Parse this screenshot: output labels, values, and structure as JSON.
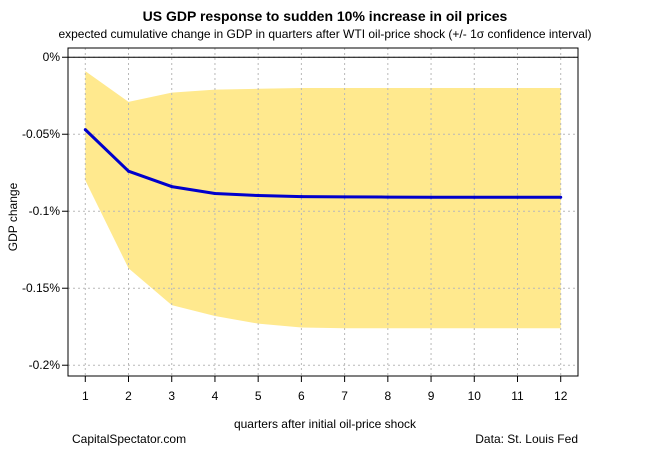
{
  "chart_data": {
    "type": "line",
    "title": "US GDP response to sudden 10% increase in oil prices",
    "subtitle": "expected cumulative change in GDP in quarters after WTI oil-price shock (+/- 1σ confidence interval)",
    "xlabel": "quarters after initial oil-price shock",
    "ylabel": "GDP change",
    "x": [
      1,
      2,
      3,
      4,
      5,
      6,
      7,
      8,
      9,
      10,
      11,
      12
    ],
    "series": [
      {
        "values": [
          -0.047,
          -0.074,
          -0.084,
          -0.0885,
          -0.0898,
          -0.0905,
          -0.0907,
          -0.0908,
          -0.0909,
          -0.0909,
          -0.0909,
          -0.0909
        ],
        "lower": [
          -0.08,
          -0.137,
          -0.161,
          -0.168,
          -0.173,
          -0.1755,
          -0.176,
          -0.176,
          -0.176,
          -0.176,
          -0.176,
          -0.176
        ],
        "upper": [
          -0.009,
          -0.029,
          -0.023,
          -0.021,
          -0.0205,
          -0.02,
          -0.02,
          -0.02,
          -0.02,
          -0.02,
          -0.02,
          -0.02
        ],
        "line_color": "#0000cc",
        "band_color": "#ffe98e"
      }
    ],
    "xlim": [
      0.6,
      12.4
    ],
    "ylim": [
      -0.207,
      0.006
    ],
    "x_ticks": [
      1,
      2,
      3,
      4,
      5,
      6,
      7,
      8,
      9,
      10,
      11,
      12
    ],
    "y_ticks": [
      0,
      -0.05,
      -0.1,
      -0.15,
      -0.2
    ],
    "y_tick_labels": [
      "0%",
      "-0.05%",
      "-0.1%",
      "-0.15%",
      "-0.2%"
    ],
    "grid": true,
    "zero_line": 0
  },
  "footer": {
    "left": "CapitalSpectator.com",
    "right": "Data: St. Louis Fed"
  }
}
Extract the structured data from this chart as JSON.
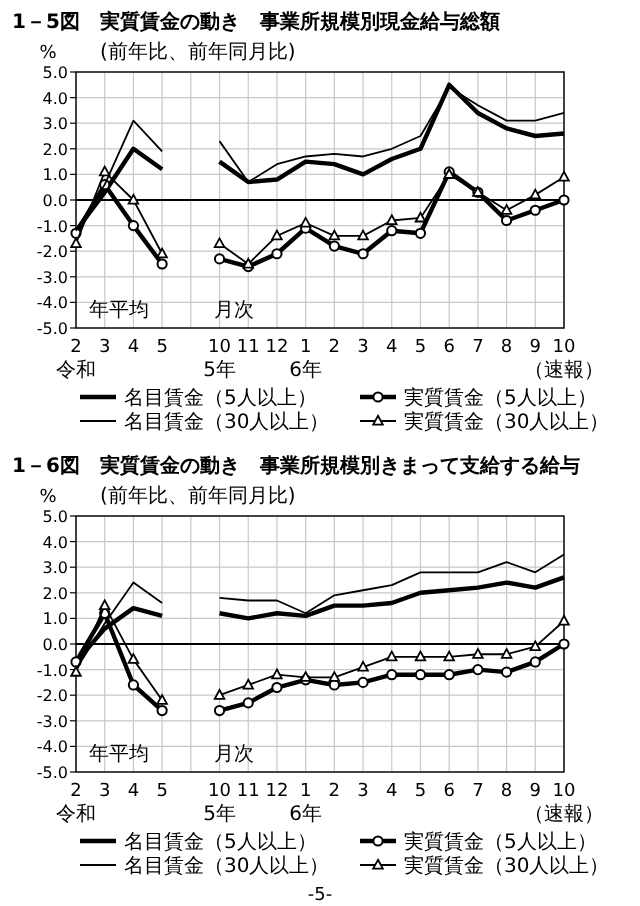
{
  "chart_data": [
    {
      "type": "line",
      "title": "1－5図　実質賃金の動き　事業所規模別現金給与総額",
      "subtitle": "(前年比、前年同月比)",
      "ylabel": "%",
      "categories": [
        "2\n令和",
        "3",
        "4",
        "5",
        null,
        "10\n5年",
        "11",
        "12",
        "1\n6年",
        "2",
        "3",
        "4",
        "5",
        "6",
        "7",
        "8",
        "9",
        "10（速報）"
      ],
      "series": [
        {
          "name": "名目賃金（5人以上）",
          "color": "#000000",
          "marker": "none",
          "values": [
            -1.2,
            0.3,
            2.0,
            1.2,
            null,
            1.5,
            0.7,
            0.8,
            1.5,
            1.4,
            1.0,
            1.6,
            2.0,
            4.5,
            3.4,
            2.8,
            2.5,
            2.6
          ]
        },
        {
          "name": "実質賃金（5人以上）",
          "color": "#000000",
          "marker": "circle",
          "values": [
            -1.3,
            0.6,
            -1.0,
            -2.5,
            null,
            -2.3,
            -2.6,
            -2.1,
            -1.1,
            -1.8,
            -2.1,
            -1.2,
            -1.3,
            1.1,
            0.3,
            -0.8,
            -0.4,
            0.0
          ]
        },
        {
          "name": "名目賃金（30人以上）",
          "color": "#000000",
          "marker": "none",
          "values": [
            -1.2,
            0.6,
            3.1,
            1.9,
            null,
            2.3,
            0.7,
            1.4,
            1.7,
            1.8,
            1.7,
            2.0,
            2.5,
            4.4,
            3.7,
            3.1,
            3.1,
            3.4
          ]
        },
        {
          "name": "実質賃金（30人以上）",
          "color": "#000000",
          "marker": "triangle",
          "values": [
            -1.7,
            1.1,
            0.0,
            -2.1,
            null,
            -1.7,
            -2.5,
            -1.4,
            -0.9,
            -1.4,
            -1.4,
            -0.8,
            -0.7,
            1.0,
            0.3,
            -0.4,
            0.2,
            0.9
          ]
        }
      ],
      "ylim": [
        -5,
        5
      ],
      "yticks": [
        {
          "value": 5,
          "label": "5.0"
        },
        {
          "value": 4,
          "label": "4.0"
        },
        {
          "value": 3,
          "label": "3.0"
        },
        {
          "value": 2,
          "label": "2.0"
        },
        {
          "value": 1,
          "label": "1.0"
        },
        {
          "value": 0,
          "label": "0.0"
        },
        {
          "value": -1,
          "label": "-1.0"
        },
        {
          "value": -2,
          "label": "-2.0"
        },
        {
          "value": -3,
          "label": "-3.0"
        },
        {
          "value": -4,
          "label": "-4.0"
        },
        {
          "value": -5,
          "label": "-5.0"
        }
      ],
      "grid": true,
      "legend": "bottom",
      "line_style": "solid",
      "annotations": [
        "年平均",
        "月次"
      ]
    },
    {
      "type": "line",
      "title": "1－6図　実質賃金の動き　事業所規模別きまって支給する給与",
      "subtitle": "(前年比、前年同月比)",
      "ylabel": "%",
      "categories": [
        "2\n令和",
        "3",
        "4",
        "5",
        null,
        "10\n5年",
        "11",
        "12",
        "1\n6年",
        "2",
        "3",
        "4",
        "5",
        "6",
        "7",
        "8",
        "9",
        "10（速報）"
      ],
      "series": [
        {
          "name": "名目賃金（5人以上）",
          "color": "#000000",
          "marker": "none",
          "values": [
            -0.7,
            0.6,
            1.4,
            1.1,
            null,
            1.2,
            1.0,
            1.2,
            1.1,
            1.5,
            1.5,
            1.6,
            2.0,
            2.1,
            2.2,
            2.4,
            2.2,
            2.6
          ]
        },
        {
          "name": "実質賃金（5人以上）",
          "color": "#000000",
          "marker": "circle",
          "values": [
            -0.7,
            1.2,
            -1.6,
            -2.6,
            null,
            -2.6,
            -2.3,
            -1.7,
            -1.4,
            -1.6,
            -1.5,
            -1.2,
            -1.2,
            -1.2,
            -1.0,
            -1.1,
            -0.7,
            0.0
          ]
        },
        {
          "name": "名目賃金（30人以上）",
          "color": "#000000",
          "marker": "none",
          "values": [
            -1.0,
            0.8,
            2.4,
            1.6,
            null,
            1.8,
            1.7,
            1.7,
            1.2,
            1.9,
            2.1,
            2.3,
            2.8,
            2.8,
            2.8,
            3.2,
            2.8,
            3.5
          ]
        },
        {
          "name": "実質賃金（30人以上）",
          "color": "#000000",
          "marker": "triangle",
          "values": [
            -1.1,
            1.5,
            -0.6,
            -2.2,
            null,
            -2.0,
            -1.6,
            -1.2,
            -1.3,
            -1.3,
            -0.9,
            -0.5,
            -0.5,
            -0.5,
            -0.4,
            -0.4,
            -0.1,
            0.9
          ]
        }
      ],
      "ylim": [
        -5,
        5
      ],
      "yticks": [
        {
          "value": 5,
          "label": "5.0"
        },
        {
          "value": 4,
          "label": "4.0"
        },
        {
          "value": 3,
          "label": "3.0"
        },
        {
          "value": 2,
          "label": "2.0"
        },
        {
          "value": 1,
          "label": "1.0"
        },
        {
          "value": 0,
          "label": "0.0"
        },
        {
          "value": -1,
          "label": "-1.0"
        },
        {
          "value": -2,
          "label": "-2.0"
        },
        {
          "value": -3,
          "label": "-3.0"
        },
        {
          "value": -4,
          "label": "-4.0"
        },
        {
          "value": -5,
          "label": "-5.0"
        }
      ],
      "grid": true,
      "legend": "bottom",
      "line_style": "solid",
      "annotations": [
        "年平均",
        "月次",
        "-5-"
      ]
    }
  ]
}
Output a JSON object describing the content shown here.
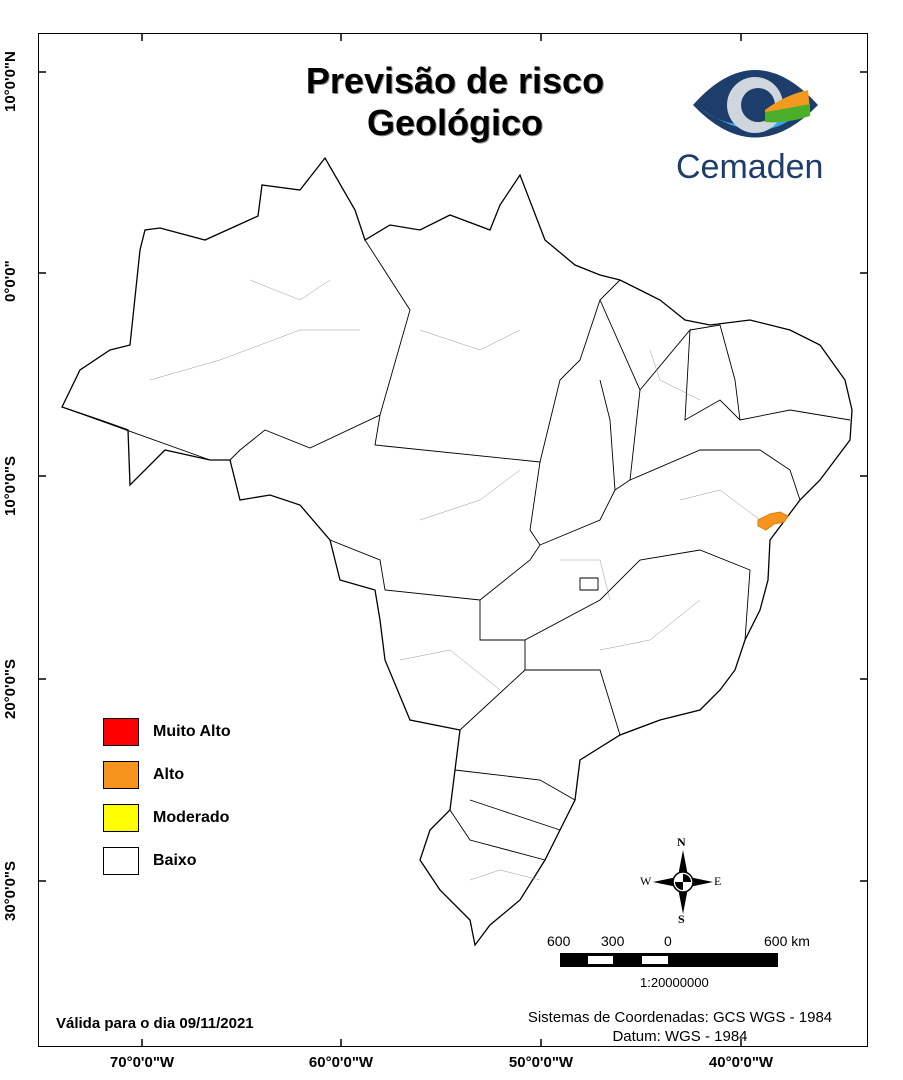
{
  "title": {
    "line1": "Previsão de risco",
    "line2": "Geológico"
  },
  "logo": {
    "text": "Cemaden",
    "colors": {
      "dark_blue": "#1d3d6b",
      "light_blue": "#3aa7e6",
      "green": "#4caf2a",
      "orange": "#f39a1e"
    }
  },
  "axes": {
    "lat_labels": [
      "10°0'0\"N",
      "0°0'0\"",
      "10°0'0\"S",
      "20°0'0\"S",
      "30°0'0\"S"
    ],
    "lon_labels": [
      "70°0'0\"W",
      "60°0'0\"W",
      "50°0'0\"W",
      "40°0'0\"W"
    ]
  },
  "legend": {
    "items": [
      {
        "label": "Muito Alto",
        "color": "#ff0000"
      },
      {
        "label": "Alto",
        "color": "#f7941d"
      },
      {
        "label": "Moderado",
        "color": "#ffff00"
      },
      {
        "label": "Baixo",
        "color": "#ffffff"
      }
    ]
  },
  "compass": {
    "n": "N",
    "s": "S",
    "e": "E",
    "w": "W"
  },
  "scale": {
    "labels": [
      "600",
      "300",
      "0",
      "600 km"
    ],
    "ratio": "1:20000000"
  },
  "footer": {
    "valid": "Válida para o dia 09/11/2021",
    "crs": "Sistemas de Coordenadas: GCS WGS - 1984",
    "datum": "Datum: WGS - 1984"
  },
  "risk_areas": [
    {
      "level": "Alto",
      "region": "northeast coast (Sergipe/Bahia)"
    }
  ]
}
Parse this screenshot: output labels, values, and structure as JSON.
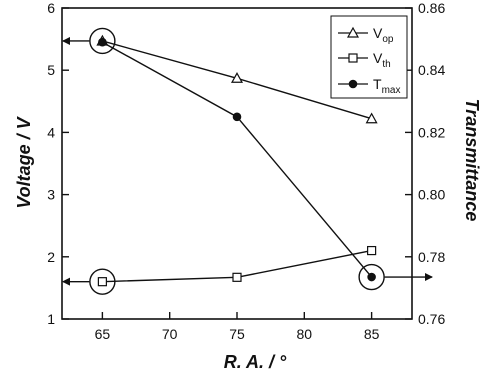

_Exercise aim_
Pick out all lines containing the string "change".

_Task output_
    "subtitle": "expected cumulative change in GDP in quarters after WTI oil-price shock (+/- 1σ confidence interval)",
    "ylabel": "GDP change",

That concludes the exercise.